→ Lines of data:
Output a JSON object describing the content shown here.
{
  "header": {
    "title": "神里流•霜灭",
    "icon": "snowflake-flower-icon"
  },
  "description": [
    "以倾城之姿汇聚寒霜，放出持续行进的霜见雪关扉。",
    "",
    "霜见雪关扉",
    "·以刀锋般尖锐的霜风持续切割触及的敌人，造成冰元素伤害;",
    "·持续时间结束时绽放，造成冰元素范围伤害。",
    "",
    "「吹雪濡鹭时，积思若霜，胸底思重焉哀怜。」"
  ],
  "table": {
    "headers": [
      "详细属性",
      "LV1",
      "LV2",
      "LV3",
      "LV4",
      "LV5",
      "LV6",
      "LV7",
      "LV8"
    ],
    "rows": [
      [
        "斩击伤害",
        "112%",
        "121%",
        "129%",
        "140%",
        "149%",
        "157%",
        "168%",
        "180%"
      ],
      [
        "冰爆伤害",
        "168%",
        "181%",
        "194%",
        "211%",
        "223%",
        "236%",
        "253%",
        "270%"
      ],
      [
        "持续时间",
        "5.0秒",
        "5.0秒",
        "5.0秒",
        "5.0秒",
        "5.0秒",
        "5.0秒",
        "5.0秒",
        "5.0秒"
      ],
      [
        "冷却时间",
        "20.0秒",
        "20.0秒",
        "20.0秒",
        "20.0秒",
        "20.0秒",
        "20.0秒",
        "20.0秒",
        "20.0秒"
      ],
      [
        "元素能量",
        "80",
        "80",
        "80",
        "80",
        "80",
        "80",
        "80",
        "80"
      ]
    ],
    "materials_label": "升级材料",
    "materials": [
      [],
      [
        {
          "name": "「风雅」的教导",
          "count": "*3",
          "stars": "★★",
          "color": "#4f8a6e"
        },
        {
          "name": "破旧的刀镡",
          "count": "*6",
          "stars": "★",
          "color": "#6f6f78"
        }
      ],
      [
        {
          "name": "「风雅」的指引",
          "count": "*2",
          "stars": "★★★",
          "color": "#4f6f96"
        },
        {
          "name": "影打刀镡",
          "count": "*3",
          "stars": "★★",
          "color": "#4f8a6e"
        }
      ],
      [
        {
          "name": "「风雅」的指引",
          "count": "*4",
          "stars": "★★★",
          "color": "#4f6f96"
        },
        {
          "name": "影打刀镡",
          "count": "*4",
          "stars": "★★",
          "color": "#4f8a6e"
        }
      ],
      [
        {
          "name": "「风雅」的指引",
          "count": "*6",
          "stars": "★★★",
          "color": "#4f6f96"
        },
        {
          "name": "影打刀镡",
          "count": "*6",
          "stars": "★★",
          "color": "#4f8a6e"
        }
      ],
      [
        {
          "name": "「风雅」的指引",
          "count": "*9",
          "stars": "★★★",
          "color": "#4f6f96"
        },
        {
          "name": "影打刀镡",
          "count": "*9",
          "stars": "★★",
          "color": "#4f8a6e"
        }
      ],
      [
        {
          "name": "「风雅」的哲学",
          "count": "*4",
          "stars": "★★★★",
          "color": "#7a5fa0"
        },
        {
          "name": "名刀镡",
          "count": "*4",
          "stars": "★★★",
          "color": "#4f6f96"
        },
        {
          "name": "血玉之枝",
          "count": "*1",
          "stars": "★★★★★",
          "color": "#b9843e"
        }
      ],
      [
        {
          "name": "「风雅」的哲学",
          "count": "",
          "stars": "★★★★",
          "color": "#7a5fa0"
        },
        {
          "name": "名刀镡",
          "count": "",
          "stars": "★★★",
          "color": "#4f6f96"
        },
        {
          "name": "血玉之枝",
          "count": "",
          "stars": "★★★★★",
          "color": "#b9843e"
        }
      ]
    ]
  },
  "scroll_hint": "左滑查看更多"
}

→ Instruction:
Reproduce the full listing word for word.

→ Answer below:
Output a JSON object describing the content shown here.
{
  "header": {
    "title": "神里流•霜灭",
    "icon": "snowflake-flower-icon"
  },
  "description": [
    "以倾城之姿汇聚寒霜，放出持续行进的霜见雪关扉。",
    "",
    "霜见雪关扉",
    "·以刀锋般尖锐的霜风持续切割触及的敌人，造成冰元素伤害;",
    "·持续时间结束时绽放，造成冰元素范围伤害。",
    "",
    "「吹雪濡鹭时，积思若霜，胸底思重焉哀怜。」"
  ],
  "table": {
    "headers": [
      "详细属性",
      "LV1",
      "LV2",
      "LV3",
      "LV4",
      "LV5",
      "LV6",
      "LV7",
      "LV8"
    ],
    "rows": [
      [
        "斩击伤害",
        "112%",
        "121%",
        "129%",
        "140%",
        "149%",
        "157%",
        "168%",
        "180%"
      ],
      [
        "冰爆伤害",
        "168%",
        "181%",
        "194%",
        "211%",
        "223%",
        "236%",
        "253%",
        "270%"
      ],
      [
        "持续时间",
        "5.0秒",
        "5.0秒",
        "5.0秒",
        "5.0秒",
        "5.0秒",
        "5.0秒",
        "5.0秒",
        "5.0秒"
      ],
      [
        "冷却时间",
        "20.0秒",
        "20.0秒",
        "20.0秒",
        "20.0秒",
        "20.0秒",
        "20.0秒",
        "20.0秒",
        "20.0秒"
      ],
      [
        "元素能量",
        "80",
        "80",
        "80",
        "80",
        "80",
        "80",
        "80",
        "80"
      ]
    ],
    "materials_label": "升级材料",
    "materials": [
      [],
      [
        {
          "name": "「风雅」的教导",
          "count": "*3",
          "stars": "★★",
          "color": "#4f8a6e"
        },
        {
          "name": "破旧的刀镡",
          "count": "*6",
          "stars": "★",
          "color": "#6f6f78"
        }
      ],
      [
        {
          "name": "「风雅」的指引",
          "count": "*2",
          "stars": "★★★",
          "color": "#4f6f96"
        },
        {
          "name": "影打刀镡",
          "count": "*3",
          "stars": "★★",
          "color": "#4f8a6e"
        }
      ],
      [
        {
          "name": "「风雅」的指引",
          "count": "*4",
          "stars": "★★★",
          "color": "#4f6f96"
        },
        {
          "name": "影打刀镡",
          "count": "*4",
          "stars": "★★",
          "color": "#4f8a6e"
        }
      ],
      [
        {
          "name": "「风雅」的指引",
          "count": "*6",
          "stars": "★★★",
          "color": "#4f6f96"
        },
        {
          "name": "影打刀镡",
          "count": "*6",
          "stars": "★★",
          "color": "#4f8a6e"
        }
      ],
      [
        {
          "name": "「风雅」的指引",
          "count": "*9",
          "stars": "★★★",
          "color": "#4f6f96"
        },
        {
          "name": "影打刀镡",
          "count": "*9",
          "stars": "★★",
          "color": "#4f8a6e"
        }
      ],
      [
        {
          "name": "「风雅」的哲学",
          "count": "*4",
          "stars": "★★★★",
          "color": "#7a5fa0"
        },
        {
          "name": "名刀镡",
          "count": "*4",
          "stars": "★★★",
          "color": "#4f6f96"
        },
        {
          "name": "血玉之枝",
          "count": "*1",
          "stars": "★★★★★",
          "color": "#b9843e"
        }
      ],
      [
        {
          "name": "「风雅」的哲学",
          "count": "",
          "stars": "★★★★",
          "color": "#7a5fa0"
        },
        {
          "name": "名刀镡",
          "count": "",
          "stars": "★★★",
          "color": "#4f6f96"
        },
        {
          "name": "血玉之枝",
          "count": "",
          "stars": "★★★★★",
          "color": "#b9843e"
        }
      ]
    ]
  },
  "scroll_hint": "左滑查看更多"
}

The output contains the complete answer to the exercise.